Record excerpts start

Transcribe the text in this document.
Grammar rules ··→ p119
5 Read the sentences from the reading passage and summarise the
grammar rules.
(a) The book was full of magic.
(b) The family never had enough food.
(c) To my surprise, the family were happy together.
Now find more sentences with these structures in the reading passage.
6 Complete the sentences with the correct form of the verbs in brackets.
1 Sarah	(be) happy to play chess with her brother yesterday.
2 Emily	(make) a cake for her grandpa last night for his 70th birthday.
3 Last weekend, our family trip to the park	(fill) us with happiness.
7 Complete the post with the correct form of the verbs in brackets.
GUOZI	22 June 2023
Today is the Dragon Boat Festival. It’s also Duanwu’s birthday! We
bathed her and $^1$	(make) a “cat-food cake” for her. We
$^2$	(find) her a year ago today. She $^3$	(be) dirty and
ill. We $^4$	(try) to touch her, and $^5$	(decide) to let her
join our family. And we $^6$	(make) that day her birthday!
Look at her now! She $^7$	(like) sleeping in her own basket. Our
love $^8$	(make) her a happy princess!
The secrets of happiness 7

Record excerpts end

Problem to solve: In the entries above, locate every line with the word "happiness" and copy it.

Exercise response:
3 Last weekend, our family trip to the park	(fill) us with happiness.
The secrets of happiness 7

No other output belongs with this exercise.